----- Extracted information
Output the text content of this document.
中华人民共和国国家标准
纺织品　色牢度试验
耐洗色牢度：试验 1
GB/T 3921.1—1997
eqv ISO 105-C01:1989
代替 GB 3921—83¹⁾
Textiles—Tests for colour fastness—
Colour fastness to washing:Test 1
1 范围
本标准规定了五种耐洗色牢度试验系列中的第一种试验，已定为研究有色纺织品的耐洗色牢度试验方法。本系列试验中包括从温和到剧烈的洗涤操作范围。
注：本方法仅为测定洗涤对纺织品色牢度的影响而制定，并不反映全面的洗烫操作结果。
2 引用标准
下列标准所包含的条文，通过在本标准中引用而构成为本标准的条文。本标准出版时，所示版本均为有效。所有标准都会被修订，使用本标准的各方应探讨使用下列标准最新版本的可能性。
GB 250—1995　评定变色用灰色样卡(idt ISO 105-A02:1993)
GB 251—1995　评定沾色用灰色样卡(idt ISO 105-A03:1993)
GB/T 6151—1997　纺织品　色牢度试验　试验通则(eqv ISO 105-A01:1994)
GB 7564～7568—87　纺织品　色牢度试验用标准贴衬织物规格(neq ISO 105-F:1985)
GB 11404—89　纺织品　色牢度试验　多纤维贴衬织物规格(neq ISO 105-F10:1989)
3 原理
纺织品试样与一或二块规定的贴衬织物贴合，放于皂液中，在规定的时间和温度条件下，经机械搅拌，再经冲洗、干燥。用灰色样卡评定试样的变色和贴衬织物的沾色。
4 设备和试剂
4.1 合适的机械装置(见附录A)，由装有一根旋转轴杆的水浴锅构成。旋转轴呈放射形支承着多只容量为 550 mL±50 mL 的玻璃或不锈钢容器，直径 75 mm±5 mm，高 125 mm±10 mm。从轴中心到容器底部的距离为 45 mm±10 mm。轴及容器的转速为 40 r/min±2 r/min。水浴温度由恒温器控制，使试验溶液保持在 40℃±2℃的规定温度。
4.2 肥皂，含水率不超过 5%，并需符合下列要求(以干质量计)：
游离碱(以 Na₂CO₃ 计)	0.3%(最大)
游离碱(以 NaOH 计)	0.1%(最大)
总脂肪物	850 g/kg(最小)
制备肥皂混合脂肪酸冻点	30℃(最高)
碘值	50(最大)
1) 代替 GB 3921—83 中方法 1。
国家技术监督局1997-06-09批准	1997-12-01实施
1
----------
Go through the material line by line. Show each line that contains the string "fastness".

Textiles—Tests for colour fastness—
Colour fastness to washing:Test 1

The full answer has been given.